> [EXERCISE DIRECTIONS] Reproduce each line exactly, including spacing and punctuation.

> [MATERIALS PROVIDED]
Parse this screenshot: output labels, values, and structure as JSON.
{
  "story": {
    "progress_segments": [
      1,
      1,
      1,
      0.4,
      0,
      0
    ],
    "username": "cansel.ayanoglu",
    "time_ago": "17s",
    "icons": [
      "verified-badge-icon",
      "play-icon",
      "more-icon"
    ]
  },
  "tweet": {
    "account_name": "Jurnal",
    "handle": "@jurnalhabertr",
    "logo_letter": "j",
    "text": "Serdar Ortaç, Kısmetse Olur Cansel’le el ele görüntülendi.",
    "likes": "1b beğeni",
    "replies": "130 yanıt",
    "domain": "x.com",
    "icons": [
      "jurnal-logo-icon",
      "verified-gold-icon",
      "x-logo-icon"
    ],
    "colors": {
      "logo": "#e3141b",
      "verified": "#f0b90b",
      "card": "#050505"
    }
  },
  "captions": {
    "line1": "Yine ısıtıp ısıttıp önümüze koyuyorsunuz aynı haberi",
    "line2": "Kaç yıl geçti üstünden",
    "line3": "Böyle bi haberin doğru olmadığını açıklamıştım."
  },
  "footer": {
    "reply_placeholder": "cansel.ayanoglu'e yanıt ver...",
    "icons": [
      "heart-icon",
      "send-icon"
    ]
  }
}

> [OUTPUT OF THE EXERCISE]
Parse this screenshot: output labels, values, and structure as JSON.
{
  "story": {
    "progress_segments": [
      1,
      1,
      1,
      0.4,
      0,
      0
    ],
    "username": "cansel.ayanoglu",
    "time_ago": "17s",
    "icons": [
      "verified-badge-icon",
      "play-icon",
      "more-icon"
    ]
  },
  "tweet": {
    "account_name": "Jurnal",
    "handle": "@jurnalhabertr",
    "logo_letter": "j",
    "text": "Serdar Ortaç, Kısmetse Olur Cansel’le el ele görüntülendi.",
    "likes": "1b beğeni",
    "replies": "130 yanıt",
    "domain": "x.com",
    "icons": [
      "jurnal-logo-icon",
      "verified-gold-icon",
      "x-logo-icon"
    ],
    "colors": {
      "logo": "#e3141b",
      "verified": "#f0b90b",
      "card": "#050505"
    }
  },
  "captions": {
    "line1": "Yine ısıtıp ısıttıp önümüze koyuyorsunuz aynı haberi",
    "line2": "Kaç yıl geçti üstünden",
    "line3": "Böyle bi haberin doğru olmadığını açıklamıştım."
  },
  "footer": {
    "reply_placeholder": "cansel.ayanoglu'e yanıt ver...",
    "icons": [
      "heart-icon",
      "send-icon"
    ]
  }
}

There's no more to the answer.